EXERCISE.
Quote the data below in full, please, without altering anything.

PROVIDED ENTRIES.
# # # #
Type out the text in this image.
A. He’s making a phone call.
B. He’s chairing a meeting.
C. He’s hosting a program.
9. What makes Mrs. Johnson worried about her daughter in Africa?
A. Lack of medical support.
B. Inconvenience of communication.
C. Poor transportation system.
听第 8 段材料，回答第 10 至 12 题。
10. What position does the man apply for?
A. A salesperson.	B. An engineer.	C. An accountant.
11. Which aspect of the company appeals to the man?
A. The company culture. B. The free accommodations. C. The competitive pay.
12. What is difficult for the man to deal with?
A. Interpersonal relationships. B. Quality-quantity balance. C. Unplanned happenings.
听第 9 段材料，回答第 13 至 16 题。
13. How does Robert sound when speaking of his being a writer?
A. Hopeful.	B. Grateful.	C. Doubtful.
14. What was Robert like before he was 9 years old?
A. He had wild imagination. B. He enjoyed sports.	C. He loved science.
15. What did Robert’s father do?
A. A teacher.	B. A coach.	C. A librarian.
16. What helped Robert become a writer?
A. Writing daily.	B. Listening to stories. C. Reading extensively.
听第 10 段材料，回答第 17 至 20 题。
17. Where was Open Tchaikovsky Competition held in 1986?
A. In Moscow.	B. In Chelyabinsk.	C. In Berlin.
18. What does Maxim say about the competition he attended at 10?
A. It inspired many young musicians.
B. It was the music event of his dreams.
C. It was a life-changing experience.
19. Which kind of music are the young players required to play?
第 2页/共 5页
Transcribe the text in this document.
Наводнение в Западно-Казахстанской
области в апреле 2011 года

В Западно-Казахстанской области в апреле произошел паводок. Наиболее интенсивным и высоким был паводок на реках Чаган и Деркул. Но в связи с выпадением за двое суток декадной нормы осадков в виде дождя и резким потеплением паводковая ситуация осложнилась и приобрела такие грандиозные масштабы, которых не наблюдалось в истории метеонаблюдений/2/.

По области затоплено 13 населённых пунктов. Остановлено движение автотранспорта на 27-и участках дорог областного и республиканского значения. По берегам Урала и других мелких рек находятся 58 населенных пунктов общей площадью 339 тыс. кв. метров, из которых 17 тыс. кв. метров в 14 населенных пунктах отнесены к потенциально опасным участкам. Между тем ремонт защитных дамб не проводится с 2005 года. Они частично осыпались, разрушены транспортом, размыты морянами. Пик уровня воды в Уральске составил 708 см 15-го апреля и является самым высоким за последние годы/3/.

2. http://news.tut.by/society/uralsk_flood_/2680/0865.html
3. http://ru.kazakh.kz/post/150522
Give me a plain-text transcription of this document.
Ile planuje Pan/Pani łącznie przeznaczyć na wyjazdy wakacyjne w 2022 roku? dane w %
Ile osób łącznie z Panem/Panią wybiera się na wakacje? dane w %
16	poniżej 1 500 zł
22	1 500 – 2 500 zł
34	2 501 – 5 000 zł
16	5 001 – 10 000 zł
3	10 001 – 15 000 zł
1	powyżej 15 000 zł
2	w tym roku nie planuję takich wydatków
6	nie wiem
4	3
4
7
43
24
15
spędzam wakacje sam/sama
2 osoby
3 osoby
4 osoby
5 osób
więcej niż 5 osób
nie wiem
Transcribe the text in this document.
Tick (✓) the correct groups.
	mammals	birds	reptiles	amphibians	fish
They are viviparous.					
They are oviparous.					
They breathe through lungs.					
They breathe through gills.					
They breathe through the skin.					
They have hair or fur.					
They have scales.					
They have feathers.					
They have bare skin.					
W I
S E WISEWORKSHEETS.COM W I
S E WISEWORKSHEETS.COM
# # # #
IN RESPONSE.
Type out the text in this image.
A. He’s making a phone call.
B. He’s chairing a meeting.
C. He’s hosting a program.
9. What makes Mrs. Johnson worried about her daughter in Africa?
A. Lack of medical support.
B. Inconvenience of communication.
C. Poor transportation system.
听第 8 段材料，回答第 10 至 12 题。
10. What position does the man apply for?
A. A salesperson.	B. An engineer.	C. An accountant.
11. Which aspect of the company appeals to the man?
A. The company culture. B. The free accommodations. C. The competitive pay.
12. What is difficult for the man to deal with?
A. Interpersonal relationships. B. Quality-quantity balance. C. Unplanned happenings.
听第 9 段材料，回答第 13 至 16 题。
13. How does Robert sound when speaking of his being a writer?
A. Hopeful.	B. Grateful.	C. Doubtful.
14. What was Robert like before he was 9 years old?
A. He had wild imagination. B. He enjoyed sports.	C. He loved science.
15. What did Robert’s father do?
A. A teacher.	B. A coach.	C. A librarian.
16. What helped Robert become a writer?
A. Writing daily.	B. Listening to stories. C. Reading extensively.
听第 10 段材料，回答第 17 至 20 题。
17. Where was Open Tchaikovsky Competition held in 1986?
A. In Moscow.	B. In Chelyabinsk.	C. In Berlin.
18. What does Maxim say about the competition he attended at 10?
A. It inspired many young musicians.
B. It was the music event of his dreams.
C. It was a life-changing experience.
19. Which kind of music are the young players required to play?
第 2页/共 5页
Transcribe the text in this document.
Наводнение в Западно-Казахстанской
области в апреле 2011 года

В Западно-Казахстанской области в апреле произошел паводок. Наиболее интенсивным и высоким был паводок на реках Чаган и Деркул. Но в связи с выпадением за двое суток декадной нормы осадков в виде дождя и резким потеплением паводковая ситуация осложнилась и приобрела такие грандиозные масштабы, которых не наблюдалось в истории метеонаблюдений/2/.

По области затоплено 13 населённых пунктов. Остановлено движение автотранспорта на 27-и участках дорог областного и республиканского значения. По берегам Урала и других мелких рек находятся 58 населенных пунктов общей площадью 339 тыс. кв. метров, из которых 17 тыс. кв. метров в 14 населенных пунктах отнесены к потенциально опасным участкам. Между тем ремонт защитных дамб не проводится с 2005 года. Они частично осыпались, разрушены транспортом, размыты морянами. Пик уровня воды в Уральске составил 708 см 15-го апреля и является самым высоким за последние годы/3/.

2. http://news.tut.by/society/uralsk_flood_/2680/0865.html
3. http://ru.kazakh.kz/post/150522
Give me a plain-text transcription of this document.
Ile planuje Pan/Pani łącznie przeznaczyć na wyjazdy wakacyjne w 2022 roku? dane w %
Ile osób łącznie z Panem/Panią wybiera się na wakacje? dane w %
16	poniżej 1 500 zł
22	1 500 – 2 500 zł
34	2 501 – 5 000 zł
16	5 001 – 10 000 zł
3	10 001 – 15 000 zł
1	powyżej 15 000 zł
2	w tym roku nie planuję takich wydatków
6	nie wiem
4	3
4
7
43
24
15
spędzam wakacje sam/sama
2 osoby
3 osoby
4 osoby
5 osób
więcej niż 5 osób
nie wiem
Transcribe the text in this document.
Tick (✓) the correct groups.
	mammals	birds	reptiles	amphibians	fish
They are viviparous.					
They are oviparous.					
They breathe through lungs.					
They breathe through gills.					
They breathe through the skin.					
They have hair or fur.					
They have scales.					
They have feathers.					
They have bare skin.					
W I
S E WISEWORKSHEETS.COM W I
S E WISEWORKSHEETS.COM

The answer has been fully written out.